── MATERIAL ──

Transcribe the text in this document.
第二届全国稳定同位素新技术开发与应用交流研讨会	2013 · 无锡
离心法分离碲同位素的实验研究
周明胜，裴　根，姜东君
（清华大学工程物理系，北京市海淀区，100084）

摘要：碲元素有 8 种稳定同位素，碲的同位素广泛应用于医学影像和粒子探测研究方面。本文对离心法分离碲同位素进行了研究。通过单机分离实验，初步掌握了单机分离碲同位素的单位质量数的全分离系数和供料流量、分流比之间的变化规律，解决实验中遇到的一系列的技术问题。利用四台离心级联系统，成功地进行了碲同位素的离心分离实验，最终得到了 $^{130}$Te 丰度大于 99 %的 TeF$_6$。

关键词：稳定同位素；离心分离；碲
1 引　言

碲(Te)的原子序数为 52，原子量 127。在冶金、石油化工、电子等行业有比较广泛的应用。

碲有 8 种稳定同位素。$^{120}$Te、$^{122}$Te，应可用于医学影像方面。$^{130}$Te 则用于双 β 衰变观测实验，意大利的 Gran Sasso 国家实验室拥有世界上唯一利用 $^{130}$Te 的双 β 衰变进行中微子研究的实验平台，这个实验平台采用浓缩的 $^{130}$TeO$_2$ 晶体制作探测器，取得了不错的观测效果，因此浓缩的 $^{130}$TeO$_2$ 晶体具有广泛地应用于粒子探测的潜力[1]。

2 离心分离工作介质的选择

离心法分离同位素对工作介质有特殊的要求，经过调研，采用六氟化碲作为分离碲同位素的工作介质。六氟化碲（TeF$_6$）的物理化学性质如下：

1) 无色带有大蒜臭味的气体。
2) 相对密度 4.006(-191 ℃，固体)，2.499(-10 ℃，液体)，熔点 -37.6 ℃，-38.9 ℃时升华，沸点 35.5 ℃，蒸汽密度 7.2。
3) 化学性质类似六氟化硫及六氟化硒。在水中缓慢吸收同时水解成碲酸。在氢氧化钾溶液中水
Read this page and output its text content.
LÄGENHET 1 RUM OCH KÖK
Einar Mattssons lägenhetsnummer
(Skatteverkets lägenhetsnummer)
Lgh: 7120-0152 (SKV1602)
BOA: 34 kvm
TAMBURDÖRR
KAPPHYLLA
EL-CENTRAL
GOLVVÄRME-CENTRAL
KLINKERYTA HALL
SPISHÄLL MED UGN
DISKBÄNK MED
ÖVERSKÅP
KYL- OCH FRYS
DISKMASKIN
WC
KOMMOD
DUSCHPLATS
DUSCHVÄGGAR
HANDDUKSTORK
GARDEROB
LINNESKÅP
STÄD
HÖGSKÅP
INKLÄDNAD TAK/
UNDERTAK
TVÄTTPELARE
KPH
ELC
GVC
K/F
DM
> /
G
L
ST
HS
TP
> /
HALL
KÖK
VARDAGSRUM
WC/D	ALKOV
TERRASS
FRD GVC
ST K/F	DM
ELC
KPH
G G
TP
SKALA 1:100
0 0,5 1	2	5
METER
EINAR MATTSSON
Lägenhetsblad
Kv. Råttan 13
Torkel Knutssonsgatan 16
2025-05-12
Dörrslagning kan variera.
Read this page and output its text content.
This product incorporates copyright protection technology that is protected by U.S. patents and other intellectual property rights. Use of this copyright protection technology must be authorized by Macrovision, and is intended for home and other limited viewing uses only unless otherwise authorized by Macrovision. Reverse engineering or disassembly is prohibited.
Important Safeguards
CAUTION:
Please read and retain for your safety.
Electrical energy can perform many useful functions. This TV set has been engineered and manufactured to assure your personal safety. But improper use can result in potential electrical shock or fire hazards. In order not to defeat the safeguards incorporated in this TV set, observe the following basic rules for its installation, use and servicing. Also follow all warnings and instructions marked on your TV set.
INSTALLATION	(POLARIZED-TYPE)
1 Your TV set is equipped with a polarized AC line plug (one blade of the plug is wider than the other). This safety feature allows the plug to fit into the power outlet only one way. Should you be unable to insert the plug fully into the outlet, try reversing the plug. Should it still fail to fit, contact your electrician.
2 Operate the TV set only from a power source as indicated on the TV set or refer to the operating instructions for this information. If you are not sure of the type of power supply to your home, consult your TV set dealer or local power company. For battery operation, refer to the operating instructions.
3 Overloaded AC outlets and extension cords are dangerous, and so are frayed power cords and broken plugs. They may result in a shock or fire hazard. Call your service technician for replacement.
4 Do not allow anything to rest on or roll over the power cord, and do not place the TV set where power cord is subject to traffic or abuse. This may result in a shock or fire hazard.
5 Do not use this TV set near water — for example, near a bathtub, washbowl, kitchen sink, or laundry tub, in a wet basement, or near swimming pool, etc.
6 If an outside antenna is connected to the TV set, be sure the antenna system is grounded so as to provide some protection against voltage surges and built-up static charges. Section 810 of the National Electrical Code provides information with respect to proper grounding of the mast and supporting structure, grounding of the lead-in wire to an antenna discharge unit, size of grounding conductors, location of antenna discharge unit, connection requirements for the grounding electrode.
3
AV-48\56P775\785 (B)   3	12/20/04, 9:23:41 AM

───

In the entries above, find every line holding the word "lägenhetsnummer" and copy it out.

Einar Mattssons lägenhetsnummer
(Skatteverkets lägenhetsnummer)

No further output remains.